Give the number of lines in the listing below that include the word "услуг", with nothing more.

╭─ Material for the task

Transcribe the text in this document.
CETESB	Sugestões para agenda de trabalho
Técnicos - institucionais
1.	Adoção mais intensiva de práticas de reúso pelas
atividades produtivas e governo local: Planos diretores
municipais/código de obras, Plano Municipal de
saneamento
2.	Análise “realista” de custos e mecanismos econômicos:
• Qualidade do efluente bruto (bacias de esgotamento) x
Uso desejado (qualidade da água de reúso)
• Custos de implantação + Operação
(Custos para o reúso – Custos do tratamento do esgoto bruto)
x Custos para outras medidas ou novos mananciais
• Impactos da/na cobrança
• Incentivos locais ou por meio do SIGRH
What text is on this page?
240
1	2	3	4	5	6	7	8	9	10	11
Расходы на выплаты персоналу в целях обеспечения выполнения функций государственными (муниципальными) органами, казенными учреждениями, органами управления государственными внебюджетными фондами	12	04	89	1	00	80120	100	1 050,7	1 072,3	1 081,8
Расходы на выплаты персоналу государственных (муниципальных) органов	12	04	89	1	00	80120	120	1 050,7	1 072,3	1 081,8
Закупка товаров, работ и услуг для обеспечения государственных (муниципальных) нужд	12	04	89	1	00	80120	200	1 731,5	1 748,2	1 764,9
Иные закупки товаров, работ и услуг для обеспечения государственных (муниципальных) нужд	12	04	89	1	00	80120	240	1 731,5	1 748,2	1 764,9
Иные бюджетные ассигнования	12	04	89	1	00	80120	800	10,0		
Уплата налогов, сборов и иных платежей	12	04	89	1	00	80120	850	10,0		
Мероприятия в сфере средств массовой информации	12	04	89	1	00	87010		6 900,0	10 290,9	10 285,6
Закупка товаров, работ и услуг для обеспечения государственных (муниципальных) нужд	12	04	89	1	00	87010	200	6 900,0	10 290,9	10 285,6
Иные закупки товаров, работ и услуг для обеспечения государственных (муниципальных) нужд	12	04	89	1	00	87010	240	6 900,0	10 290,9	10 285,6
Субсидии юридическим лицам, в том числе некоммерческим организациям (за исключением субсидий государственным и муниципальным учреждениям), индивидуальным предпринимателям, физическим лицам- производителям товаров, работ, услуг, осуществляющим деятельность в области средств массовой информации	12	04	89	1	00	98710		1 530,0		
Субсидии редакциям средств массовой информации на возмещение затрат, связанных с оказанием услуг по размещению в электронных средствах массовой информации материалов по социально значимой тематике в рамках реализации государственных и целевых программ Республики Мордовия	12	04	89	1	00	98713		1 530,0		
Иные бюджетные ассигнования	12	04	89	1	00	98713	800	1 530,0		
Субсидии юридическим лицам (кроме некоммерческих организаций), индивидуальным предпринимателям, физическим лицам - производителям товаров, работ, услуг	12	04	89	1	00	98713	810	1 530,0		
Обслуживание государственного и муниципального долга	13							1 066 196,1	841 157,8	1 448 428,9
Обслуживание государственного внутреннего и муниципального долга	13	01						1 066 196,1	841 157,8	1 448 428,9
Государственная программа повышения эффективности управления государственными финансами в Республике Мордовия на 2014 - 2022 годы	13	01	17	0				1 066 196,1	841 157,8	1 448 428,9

╰─

» Exercise result:
7